Given problem
Transcribe every entry below word for word, but skip the pictures.

Dataset entries on figures
Begin

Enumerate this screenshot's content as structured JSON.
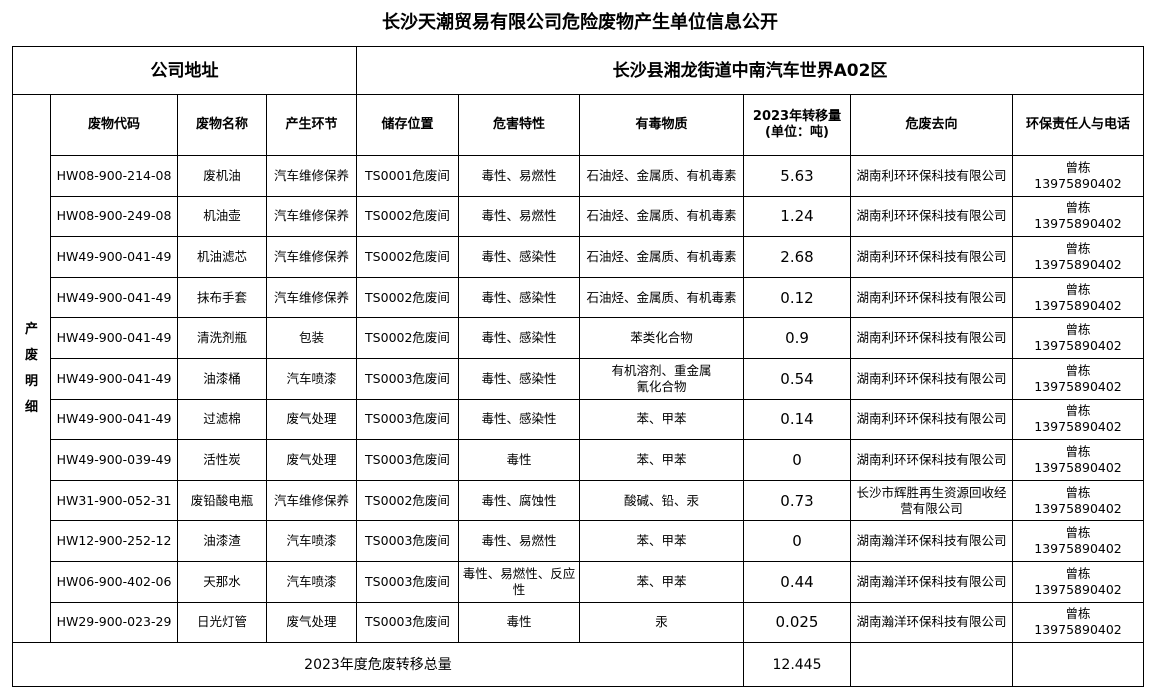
{
  "title": "长沙天潮贸易有限公司危险废物产生单位信息公开",
  "address": {
    "label": "公司地址",
    "value": "长沙县湘龙街道中南汽车世界A02区"
  },
  "section_label": "产废明细",
  "headers": [
    "废物代码",
    "废物名称",
    "产生环节",
    "储存位置",
    "危害特性",
    "有毒物质",
    "2023年转移量\n(单位：吨)",
    "危废去向",
    "环保责任人与电话"
  ],
  "rows": [
    [
      "HW08-900-214-08",
      "废机油",
      "汽车维修保养",
      "TS0001危废间",
      "毒性、易燃性",
      "石油烃、金属质、有机毒素",
      "5.63",
      "湖南利环环保科技有限公司",
      "曾栋\n13975890402"
    ],
    [
      "HW08-900-249-08",
      "机油壶",
      "汽车维修保养",
      "TS0002危废间",
      "毒性、易燃性",
      "石油烃、金属质、有机毒素",
      "1.24",
      "湖南利环环保科技有限公司",
      "曾栋\n13975890402"
    ],
    [
      "HW49-900-041-49",
      "机油滤芯",
      "汽车维修保养",
      "TS0002危废间",
      "毒性、感染性",
      "石油烃、金属质、有机毒素",
      "2.68",
      "湖南利环环保科技有限公司",
      "曾栋\n13975890402"
    ],
    [
      "HW49-900-041-49",
      "抹布手套",
      "汽车维修保养",
      "TS0002危废间",
      "毒性、感染性",
      "石油烃、金属质、有机毒素",
      "0.12",
      "湖南利环环保科技有限公司",
      "曾栋\n13975890402"
    ],
    [
      "HW49-900-041-49",
      "清洗剂瓶",
      "包装",
      "TS0002危废间",
      "毒性、感染性",
      "苯类化合物",
      "0.9",
      "湖南利环环保科技有限公司",
      "曾栋\n13975890402"
    ],
    [
      "HW49-900-041-49",
      "油漆桶",
      "汽车喷漆",
      "TS0003危废间",
      "毒性、感染性",
      "有机溶剂、重金属\n氰化合物",
      "0.54",
      "湖南利环环保科技有限公司",
      "曾栋\n13975890402"
    ],
    [
      "HW49-900-041-49",
      "过滤棉",
      "废气处理",
      "TS0003危废间",
      "毒性、感染性",
      "苯、甲苯",
      "0.14",
      "湖南利环环保科技有限公司",
      "曾栋\n13975890402"
    ],
    [
      "HW49-900-039-49",
      "活性炭",
      "废气处理",
      "TS0003危废间",
      "毒性",
      "苯、甲苯",
      "0",
      "湖南利环环保科技有限公司",
      "曾栋\n13975890402"
    ],
    [
      "HW31-900-052-31",
      "废铅酸电瓶",
      "汽车维修保养",
      "TS0002危废间",
      "毒性、腐蚀性",
      "酸碱、铅、汞",
      "0.73",
      "长沙市辉胜再生资源回收经营有限公司",
      "曾栋\n13975890402"
    ],
    [
      "HW12-900-252-12",
      "油漆渣",
      "汽车喷漆",
      "TS0003危废间",
      "毒性、易燃性",
      "苯、甲苯",
      "0",
      "湖南瀚洋环保科技有限公司",
      "曾栋\n13975890402"
    ],
    [
      "HW06-900-402-06",
      "天那水",
      "汽车喷漆",
      "TS0003危废间",
      "毒性、易燃性、反应性",
      "苯、甲苯",
      "0.44",
      "湖南瀚洋环保科技有限公司",
      "曾栋\n13975890402"
    ],
    [
      "HW29-900-023-29",
      "日光灯管",
      "废气处理",
      "TS0003危废间",
      "毒性",
      "汞",
      "0.025",
      "湖南瀚洋环保科技有限公司",
      "曾栋\n13975890402"
    ]
  ],
  "total": {
    "label": "2023年度危废转移总量",
    "value": "12.445"
  }
}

End

Output
Enumerate this screenshot's content as structured JSON.
{
  "title": "长沙天潮贸易有限公司危险废物产生单位信息公开",
  "address": {
    "label": "公司地址",
    "value": "长沙县湘龙街道中南汽车世界A02区"
  },
  "section_label": "产废明细",
  "headers": [
    "废物代码",
    "废物名称",
    "产生环节",
    "储存位置",
    "危害特性",
    "有毒物质",
    "2023年转移量\n(单位：吨)",
    "危废去向",
    "环保责任人与电话"
  ],
  "rows": [
    [
      "HW08-900-214-08",
      "废机油",
      "汽车维修保养",
      "TS0001危废间",
      "毒性、易燃性",
      "石油烃、金属质、有机毒素",
      "5.63",
      "湖南利环环保科技有限公司",
      "曾栋\n13975890402"
    ],
    [
      "HW08-900-249-08",
      "机油壶",
      "汽车维修保养",
      "TS0002危废间",
      "毒性、易燃性",
      "石油烃、金属质、有机毒素",
      "1.24",
      "湖南利环环保科技有限公司",
      "曾栋\n13975890402"
    ],
    [
      "HW49-900-041-49",
      "机油滤芯",
      "汽车维修保养",
      "TS0002危废间",
      "毒性、感染性",
      "石油烃、金属质、有机毒素",
      "2.68",
      "湖南利环环保科技有限公司",
      "曾栋\n13975890402"
    ],
    [
      "HW49-900-041-49",
      "抹布手套",
      "汽车维修保养",
      "TS0002危废间",
      "毒性、感染性",
      "石油烃、金属质、有机毒素",
      "0.12",
      "湖南利环环保科技有限公司",
      "曾栋\n13975890402"
    ],
    [
      "HW49-900-041-49",
      "清洗剂瓶",
      "包装",
      "TS0002危废间",
      "毒性、感染性",
      "苯类化合物",
      "0.9",
      "湖南利环环保科技有限公司",
      "曾栋\n13975890402"
    ],
    [
      "HW49-900-041-49",
      "油漆桶",
      "汽车喷漆",
      "TS0003危废间",
      "毒性、感染性",
      "有机溶剂、重金属\n氰化合物",
      "0.54",
      "湖南利环环保科技有限公司",
      "曾栋\n13975890402"
    ],
    [
      "HW49-900-041-49",
      "过滤棉",
      "废气处理",
      "TS0003危废间",
      "毒性、感染性",
      "苯、甲苯",
      "0.14",
      "湖南利环环保科技有限公司",
      "曾栋\n13975890402"
    ],
    [
      "HW49-900-039-49",
      "活性炭",
      "废气处理",
      "TS0003危废间",
      "毒性",
      "苯、甲苯",
      "0",
      "湖南利环环保科技有限公司",
      "曾栋\n13975890402"
    ],
    [
      "HW31-900-052-31",
      "废铅酸电瓶",
      "汽车维修保养",
      "TS0002危废间",
      "毒性、腐蚀性",
      "酸碱、铅、汞",
      "0.73",
      "长沙市辉胜再生资源回收经营有限公司",
      "曾栋\n13975890402"
    ],
    [
      "HW12-900-252-12",
      "油漆渣",
      "汽车喷漆",
      "TS0003危废间",
      "毒性、易燃性",
      "苯、甲苯",
      "0",
      "湖南瀚洋环保科技有限公司",
      "曾栋\n13975890402"
    ],
    [
      "HW06-900-402-06",
      "天那水",
      "汽车喷漆",
      "TS0003危废间",
      "毒性、易燃性、反应性",
      "苯、甲苯",
      "0.44",
      "湖南瀚洋环保科技有限公司",
      "曾栋\n13975890402"
    ],
    [
      "HW29-900-023-29",
      "日光灯管",
      "废气处理",
      "TS0003危废间",
      "毒性",
      "汞",
      "0.025",
      "湖南瀚洋环保科技有限公司",
      "曾栋\n13975890402"
    ]
  ],
  "total": {
    "label": "2023年度危废转移总量",
    "value": "12.445"
  }
}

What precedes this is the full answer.